Description of the task: Each entry here needs to be set down again exactly, please; pictures are left out.

Listing:
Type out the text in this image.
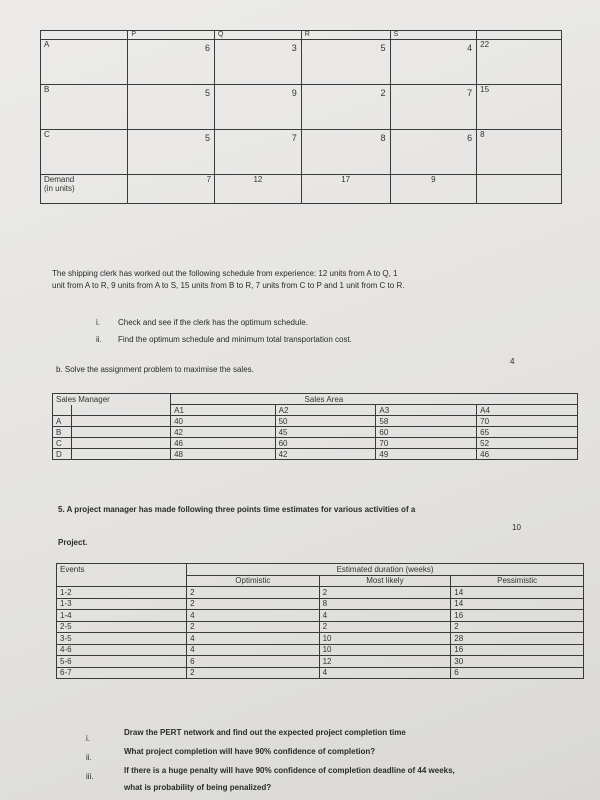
	P	Q	R	S	
A	6	3	5	4	22
B	5	9	2	7	15
C	5	7	8	6	8
Demand
(in units)	7	12	17	9	
The shipping clerk has worked out the following schedule from experience: 12 units from A to Q, 1
unit from A to R, 9 units from A to S, 15 units from B to R, 7 units from C to P and 1 unit from C to R.
i. Check and see if the clerk has the optimum schedule.
ii. Find the optimum schedule and minimum total transportation cost.
b. Solve the assignment problem to maximise the sales.
4
Sales Manager		Sales Area			
		A1	A2	A3	A4
A		40	50	58	70
B		42	45	60	65
C		46	60	70	52
D		48	42	49	46
5. A project manager has made following three points time estimates for various activities of a
Project.
10
Events	Estimated duration (weeks)		
	Optimistic	Most likely	Pessimistic
1-2	2	2	14
1-3	2	8	14
1-4	4	4	16
2-5	2	2	2
3-5	4	10	28
4-6	4	10	16
5-6	6	12	30
6-7	2	4	6
i.
Draw the PERT network and find out the expected project completion time
ii.
What project completion will have 90% confidence of completion?
iii.
If there is a huge penalty will have 90% confidence of completion deadline of 44 weeks,
what is probability of being penalized?
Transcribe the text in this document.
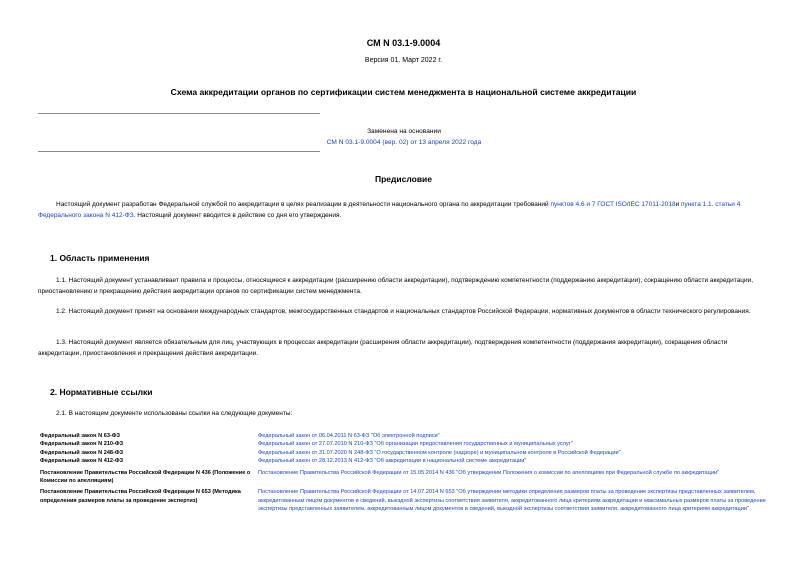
СМ N 03.1-9.0004
Версия 01. Март 2022 г.
Схема аккредитации органов по сертификации систем менеджмента в национальной системе аккредитации
Заменена на основании
СМ N 03.1-9.0004 (вер. 02) от 13 апреля 2022 года
Предисловие
Настоящий документ разработан Федеральной службой по аккредитации в целях реализации в деятельности национального органа по аккредитации требований пунктов 4.6 и 7 ГОСТ ISO/IEC 17011-2018и пункта 1.1. статьи 4 Федерального закона N 412-ФЗ. Настоящий документ вводится в действие со дня его утверждения.
1. Область применения
1.1. Настоящий документ устанавливает правила и процессы, относящиеся к аккредитации (расширению области аккредитации), подтверждению компетентности (поддержанию аккредитации), сокращению области аккредитации, приостановлению и прекращению действия аккредитации органов по сертификации систем менеджмента.
1.2. Настоящий документ принят на основании международных стандартов, межгосударственных стандартов и национальных стандартов Российской Федерации, нормативных документов в области технического регулирования.
1.3. Настоящий документ является обязательным для лиц, участвующих в процессах аккредитации (расширения области аккредитации), подтверждения компетентности (поддержания аккредитации), сокращения области аккредитации, приостановления и прекращения действия аккредитации.
2. Нормативные ссылки
2.1. В настоящем документе использованы ссылки на следующие документы:
Федеральный закон N 63-ФЗ	Федеральный закон от 06.04.2011 N 63-ФЗ "Об электронной подписи"
Федеральный закон N 210-ФЗ	Федеральный закон от 27.07.2010 N 210-ФЗ "Об организации предоставления государственных и муниципальных услуг"
Федеральный закон N 248-ФЗ	Федеральный закон от 31.07.2020 N 248-ФЗ "О государственном контроле (надзоре) и муниципальном контроле в Российской Федерации"
Федеральный закон N 412-ФЗ	Федеральный закон от 28.12.2013 N 412-ФЗ "Об аккредитации в национальной системе аккредитации"
Постановление Правительства Российской Федерации N 436 (Положение о Комиссии по апелляциям)	Постановление Правительства Российской Федерации от 15.05.2014 N 436 "Об утверждении Положения о комиссии по апелляциям при Федеральной службе по аккредитации"
Постановление Правительства Российской Федерации N 653 (Методика определения размеров платы за проведение экспертиз)	Постановление Правительства Российской Федерации от 14.07.2014 N 653 "Об утверждении методики определения размеров платы за проведение экспертизы представленных заявителем, аккредитованным лицом документов и сведений, выездной экспертизы соответствия заявителя, аккредитованного лица критериям аккредитации и максимальных размеров платы за проведение экспертизы представленных заявителем, аккредитованным лицом документов и сведений, выездной экспертизы соответствия заявителя, аккредитованного лица критериям аккредитации"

Solution:
Type out the text in this image.
	P	Q	R	S	
A	6	3	5	4	22
B	5	9	2	7	15
C	5	7	8	6	8
Demand
(in units)	7	12	17	9	
The shipping clerk has worked out the following schedule from experience: 12 units from A to Q, 1
unit from A to R, 9 units from A to S, 15 units from B to R, 7 units from C to P and 1 unit from C to R.
i. Check and see if the clerk has the optimum schedule.
ii. Find the optimum schedule and minimum total transportation cost.
b. Solve the assignment problem to maximise the sales.
4
Sales Manager		Sales Area			
		A1	A2	A3	A4
A		40	50	58	70
B		42	45	60	65
C		46	60	70	52
D		48	42	49	46
5. A project manager has made following three points time estimates for various activities of a
Project.
10
Events	Estimated duration (weeks)		
	Optimistic	Most likely	Pessimistic
1-2	2	2	14
1-3	2	8	14
1-4	4	4	16
2-5	2	2	2
3-5	4	10	28
4-6	4	10	16
5-6	6	12	30
6-7	2	4	6
i.
Draw the PERT network and find out the expected project completion time
ii.
What project completion will have 90% confidence of completion?
iii.
If there is a huge penalty will have 90% confidence of completion deadline of 44 weeks,
what is probability of being penalized?
Transcribe the text in this document.
СМ N 03.1-9.0004
Версия 01. Март 2022 г.
Схема аккредитации органов по сертификации систем менеджмента в национальной системе аккредитации
Заменена на основании
СМ N 03.1-9.0004 (вер. 02) от 13 апреля 2022 года
Предисловие
Настоящий документ разработан Федеральной службой по аккредитации в целях реализации в деятельности национального органа по аккредитации требований пунктов 4.6 и 7 ГОСТ ISO/IEC 17011-2018и пункта 1.1. статьи 4 Федерального закона N 412-ФЗ. Настоящий документ вводится в действие со дня его утверждения.
1. Область применения
1.1. Настоящий документ устанавливает правила и процессы, относящиеся к аккредитации (расширению области аккредитации), подтверждению компетентности (поддержанию аккредитации), сокращению области аккредитации, приостановлению и прекращению действия аккредитации органов по сертификации систем менеджмента.
1.2. Настоящий документ принят на основании международных стандартов, межгосударственных стандартов и национальных стандартов Российской Федерации, нормативных документов в области технического регулирования.
1.3. Настоящий документ является обязательным для лиц, участвующих в процессах аккредитации (расширения области аккредитации), подтверждения компетентности (поддержания аккредитации), сокращения области аккредитации, приостановления и прекращения действия аккредитации.
2. Нормативные ссылки
2.1. В настоящем документе использованы ссылки на следующие документы:
Федеральный закон N 63-ФЗ	Федеральный закон от 06.04.2011 N 63-ФЗ "Об электронной подписи"
Федеральный закон N 210-ФЗ	Федеральный закон от 27.07.2010 N 210-ФЗ "Об организации предоставления государственных и муниципальных услуг"
Федеральный закон N 248-ФЗ	Федеральный закон от 31.07.2020 N 248-ФЗ "О государственном контроле (надзоре) и муниципальном контроле в Российской Федерации"
Федеральный закон N 412-ФЗ	Федеральный закон от 28.12.2013 N 412-ФЗ "Об аккредитации в национальной системе аккредитации"
Постановление Правительства Российской Федерации N 436 (Положение о Комиссии по апелляциям)	Постановление Правительства Российской Федерации от 15.05.2014 N 436 "Об утверждении Положения о комиссии по апелляциям при Федеральной службе по аккредитации"
Постановление Правительства Российской Федерации N 653 (Методика определения размеров платы за проведение экспертиз)	Постановление Правительства Российской Федерации от 14.07.2014 N 653 "Об утверждении методики определения размеров платы за проведение экспертизы представленных заявителем, аккредитованным лицом документов и сведений, выездной экспертизы соответствия заявителя, аккредитованного лица критериям аккредитации и максимальных размеров платы за проведение экспертизы представленных заявителем, аккредитованным лицом документов и сведений, выездной экспертизы соответствия заявителя, аккредитованного лица критериям аккредитации"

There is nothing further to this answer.